DATA FOR THIS EXERCISE:
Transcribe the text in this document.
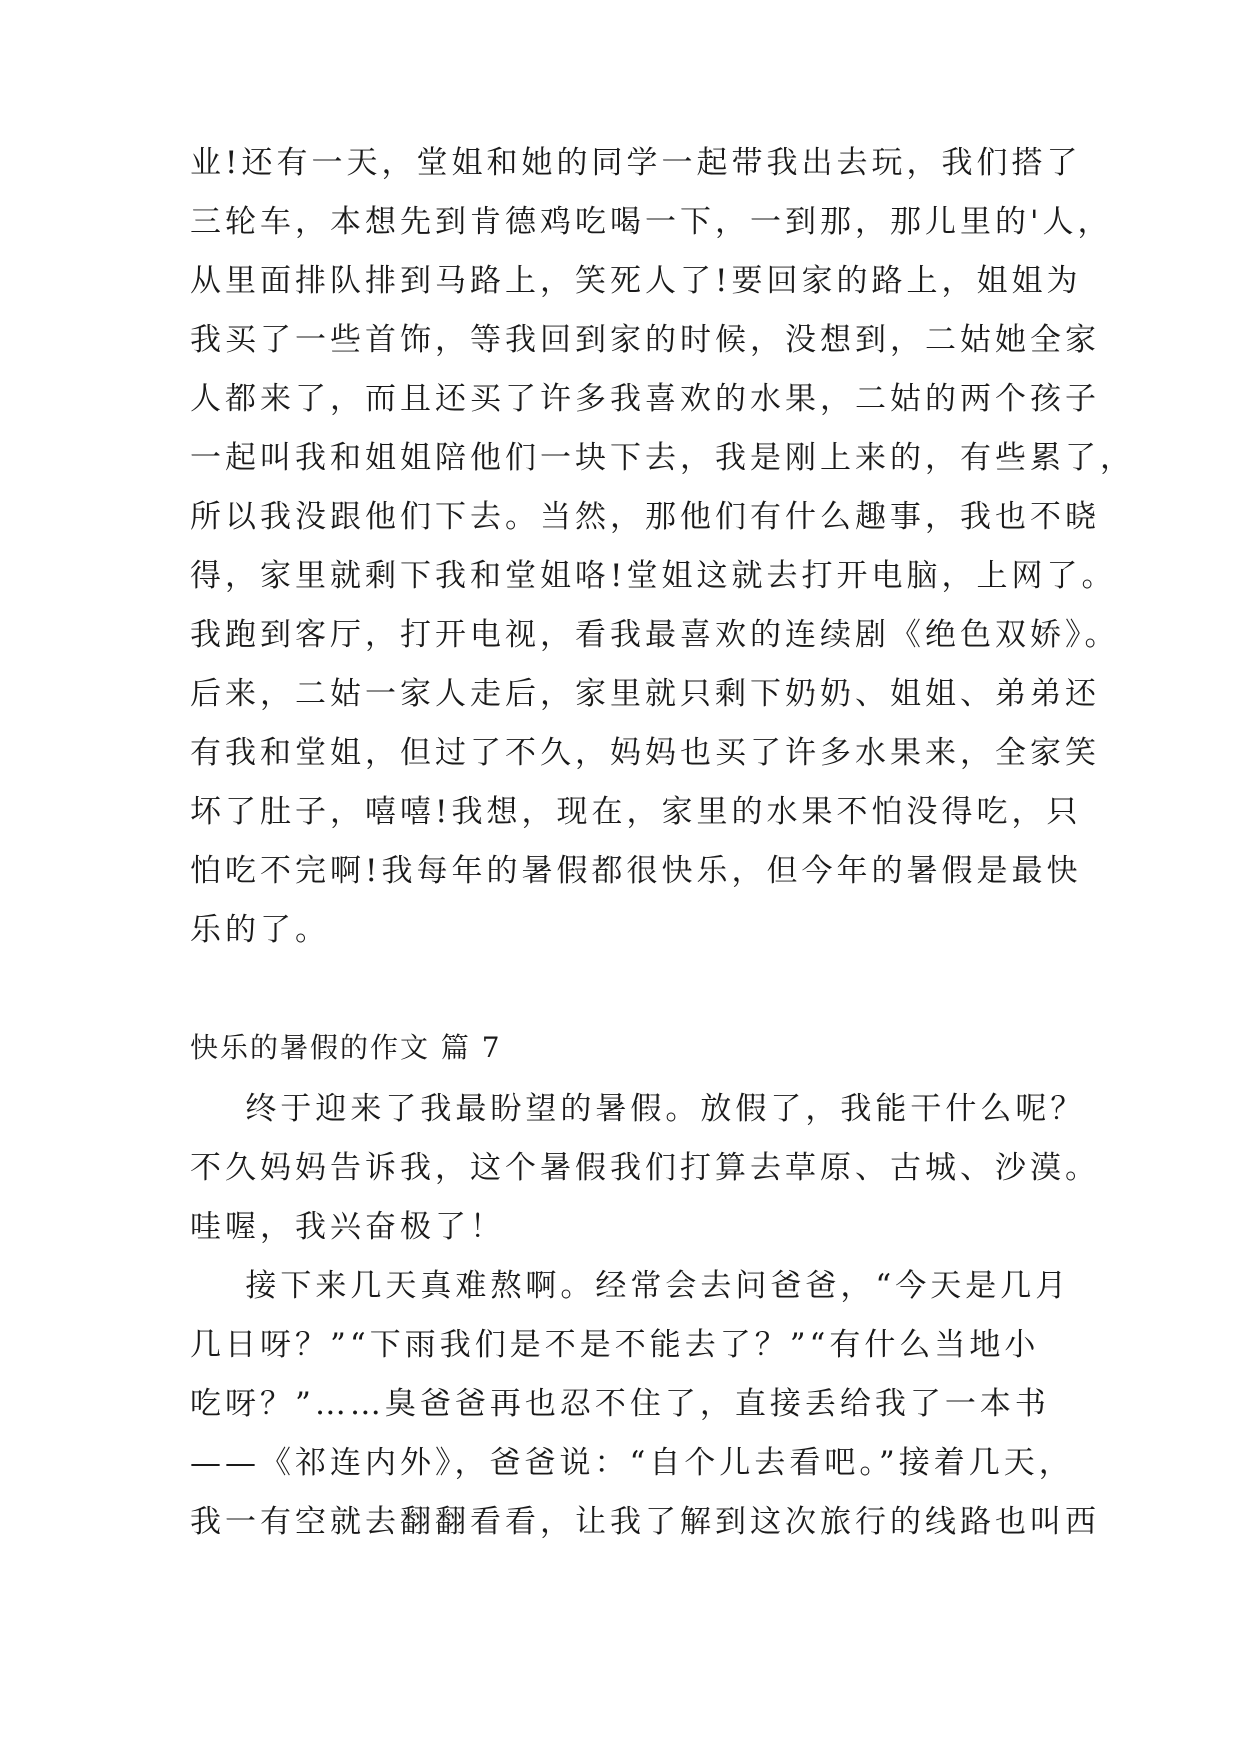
业!还有一天，堂姐和她的同学一起带我出去玩，我们搭了
三轮车，本想先到肯德鸡吃喝一下，一到那，那儿里的'人，
从里面排队排到马路上，笑死人了!要回家的路上，姐姐为
我买了一些首饰，等我回到家的时候，没想到，二姑她全家
人都来了，而且还买了许多我喜欢的水果，二姑的两个孩子
一起叫我和姐姐陪他们一块下去，我是刚上来的，有些累了，
所以我没跟他们下去。当然，那他们有什么趣事，我也不晓
得，家里就剩下我和堂姐咯!堂姐这就去打开电脑，上网了。
我跑到客厅，打开电视，看我最喜欢的连续剧《绝色双娇》。
后来，二姑一家人走后，家里就只剩下奶奶、姐姐、弟弟还
有我和堂姐，但过了不久，妈妈也买了许多水果来，全家笑
坏了肚子，嘻嘻!我想，现在，家里的水果不怕没得吃，只
怕吃不完啊!我每年的暑假都很快乐，但今年的暑假是最快
乐的了。
快乐的暑假的作文 篇 7
终于迎来了我最盼望的暑假。放假了，我能干什么呢？
不久妈妈告诉我，这个暑假我们打算去草原、古城、沙漠。
哇喔，我兴奋极了！
接下来几天真难熬啊。经常会去问爸爸，“今天是几月
几日呀？”“下雨我们是不是不能去了？”“有什么当地小
吃呀？”……臭爸爸再也忍不住了，直接丢给我了一本书
——《祁连内外》，爸爸说：“自个儿去看吧。”接着几天，
我一有空就去翻翻看看，让我了解到这次旅行的线路也叫西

PROBLEM DESCRIPTION:
Write out all the records again, exactly, minus any pictures.

RESPONSE TO THIS EXERCISE:
Transcribe the text in this document.
业!还有一天，堂姐和她的同学一起带我出去玩，我们搭了
三轮车，本想先到肯德鸡吃喝一下，一到那，那儿里的'人，
从里面排队排到马路上，笑死人了!要回家的路上，姐姐为
我买了一些首饰，等我回到家的时候，没想到，二姑她全家
人都来了，而且还买了许多我喜欢的水果，二姑的两个孩子
一起叫我和姐姐陪他们一块下去，我是刚上来的，有些累了，
所以我没跟他们下去。当然，那他们有什么趣事，我也不晓
得，家里就剩下我和堂姐咯!堂姐这就去打开电脑，上网了。
我跑到客厅，打开电视，看我最喜欢的连续剧《绝色双娇》。
后来，二姑一家人走后，家里就只剩下奶奶、姐姐、弟弟还
有我和堂姐，但过了不久，妈妈也买了许多水果来，全家笑
坏了肚子，嘻嘻!我想，现在，家里的水果不怕没得吃，只
怕吃不完啊!我每年的暑假都很快乐，但今年的暑假是最快
乐的了。
快乐的暑假的作文 篇 7
终于迎来了我最盼望的暑假。放假了，我能干什么呢？
不久妈妈告诉我，这个暑假我们打算去草原、古城、沙漠。
哇喔，我兴奋极了！
接下来几天真难熬啊。经常会去问爸爸，“今天是几月
几日呀？”“下雨我们是不是不能去了？”“有什么当地小
吃呀？”……臭爸爸再也忍不住了，直接丢给我了一本书
——《祁连内外》，爸爸说：“自个儿去看吧。”接着几天，
我一有空就去翻翻看看，让我了解到这次旅行的线路也叫西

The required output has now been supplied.